= REQUIRED WORK =
How many of the lines below include "components"? Give the number and no other words.

= INFORMATION SUPPLIED =
_____
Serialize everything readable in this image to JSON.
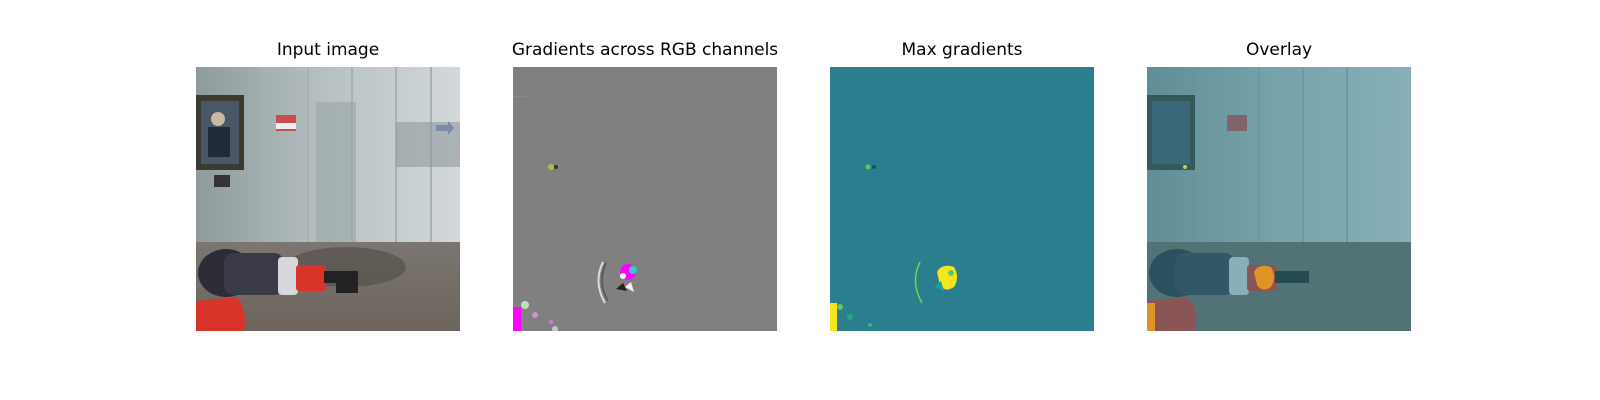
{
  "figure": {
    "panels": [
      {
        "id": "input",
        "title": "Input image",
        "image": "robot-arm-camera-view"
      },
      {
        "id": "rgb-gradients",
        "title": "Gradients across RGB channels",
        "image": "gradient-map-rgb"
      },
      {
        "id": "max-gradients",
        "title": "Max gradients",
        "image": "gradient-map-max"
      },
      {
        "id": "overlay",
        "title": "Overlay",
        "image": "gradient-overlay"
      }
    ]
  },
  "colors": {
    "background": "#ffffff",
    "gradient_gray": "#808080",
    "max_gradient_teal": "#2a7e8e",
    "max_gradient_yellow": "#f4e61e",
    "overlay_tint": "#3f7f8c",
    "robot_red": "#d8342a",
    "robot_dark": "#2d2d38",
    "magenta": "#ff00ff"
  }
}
_____
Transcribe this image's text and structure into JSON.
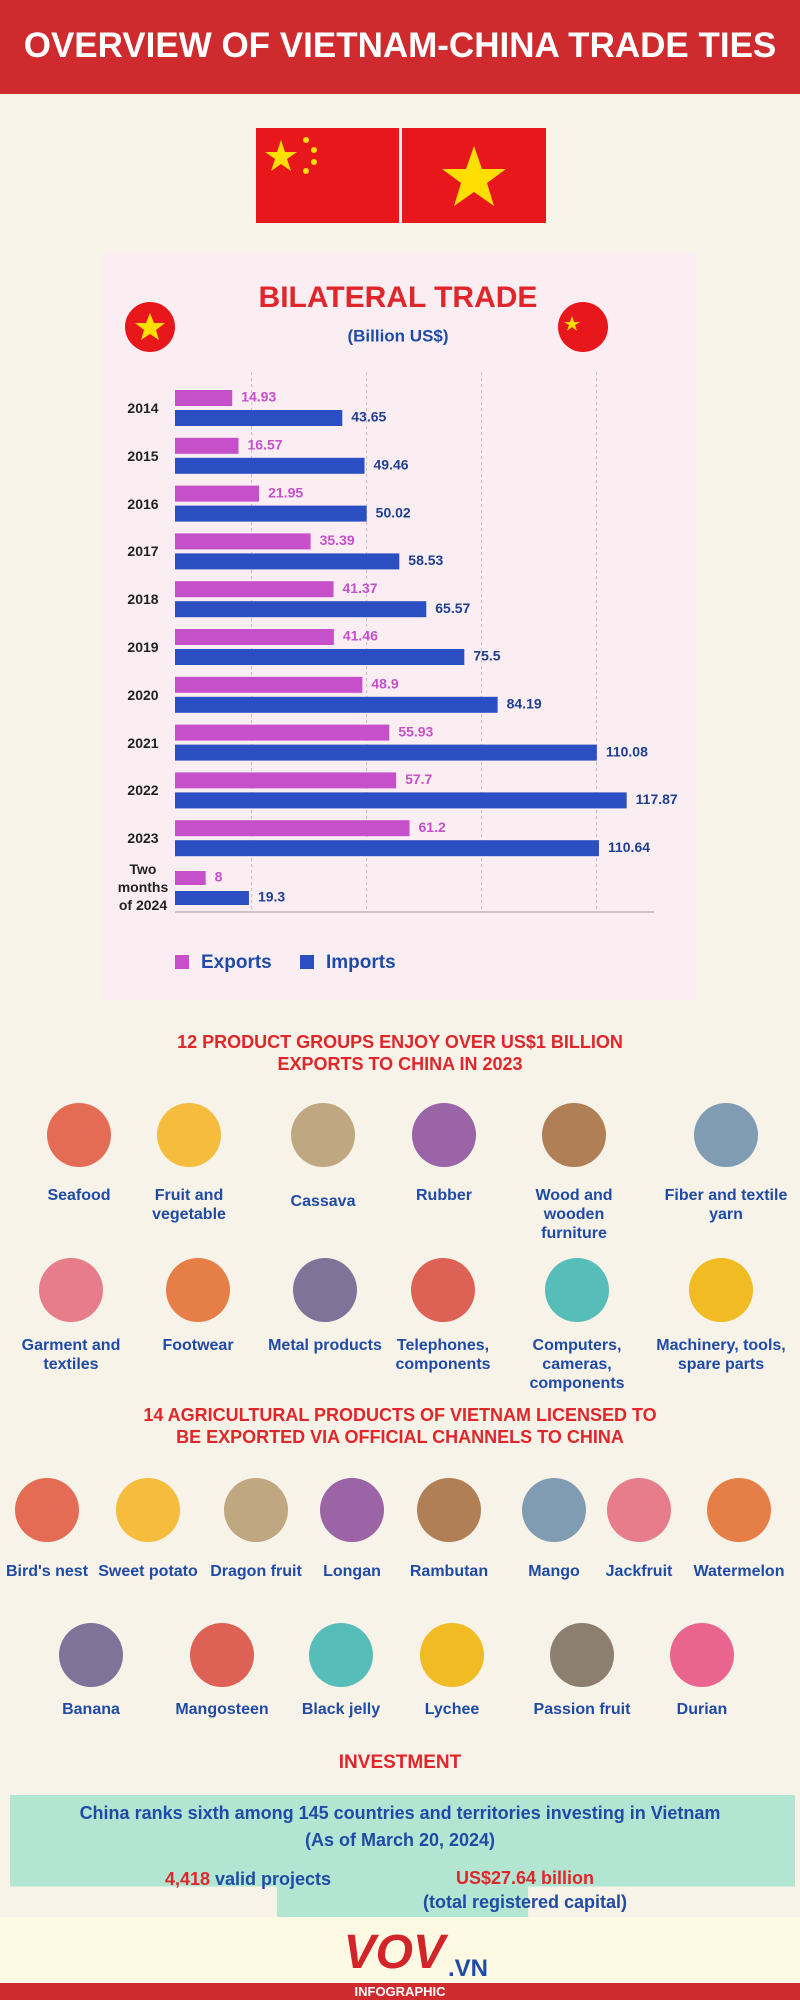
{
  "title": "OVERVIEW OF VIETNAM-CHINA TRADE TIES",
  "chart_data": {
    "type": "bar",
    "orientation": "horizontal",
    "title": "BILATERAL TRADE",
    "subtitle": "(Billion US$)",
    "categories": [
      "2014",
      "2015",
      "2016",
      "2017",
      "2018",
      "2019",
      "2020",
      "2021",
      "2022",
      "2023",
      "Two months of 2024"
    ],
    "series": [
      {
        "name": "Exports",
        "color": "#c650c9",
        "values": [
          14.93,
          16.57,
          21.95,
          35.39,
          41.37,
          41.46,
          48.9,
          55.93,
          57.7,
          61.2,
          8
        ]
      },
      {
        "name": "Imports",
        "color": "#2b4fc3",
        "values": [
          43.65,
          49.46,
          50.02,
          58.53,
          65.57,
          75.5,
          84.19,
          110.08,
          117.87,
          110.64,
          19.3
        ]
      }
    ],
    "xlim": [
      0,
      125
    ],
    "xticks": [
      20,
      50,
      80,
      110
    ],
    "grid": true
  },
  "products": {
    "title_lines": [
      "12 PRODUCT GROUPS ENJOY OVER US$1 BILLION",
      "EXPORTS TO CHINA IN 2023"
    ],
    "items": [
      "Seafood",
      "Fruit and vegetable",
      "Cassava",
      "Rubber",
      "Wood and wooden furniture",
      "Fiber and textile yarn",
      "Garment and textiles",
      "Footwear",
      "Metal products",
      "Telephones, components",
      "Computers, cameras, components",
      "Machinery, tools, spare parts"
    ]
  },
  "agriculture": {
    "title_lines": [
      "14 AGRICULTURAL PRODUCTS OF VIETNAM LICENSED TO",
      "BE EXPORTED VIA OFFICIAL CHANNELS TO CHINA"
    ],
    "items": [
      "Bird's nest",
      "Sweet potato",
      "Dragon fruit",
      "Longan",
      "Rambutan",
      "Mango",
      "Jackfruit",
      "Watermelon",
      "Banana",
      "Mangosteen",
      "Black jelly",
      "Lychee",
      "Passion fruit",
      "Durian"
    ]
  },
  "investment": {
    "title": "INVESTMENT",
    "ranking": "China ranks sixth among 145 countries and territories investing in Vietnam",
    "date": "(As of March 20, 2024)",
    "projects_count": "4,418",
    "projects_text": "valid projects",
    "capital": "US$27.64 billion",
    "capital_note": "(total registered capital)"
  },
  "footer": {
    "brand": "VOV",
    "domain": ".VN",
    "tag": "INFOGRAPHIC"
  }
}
_____
= TASK RESPONSE =
2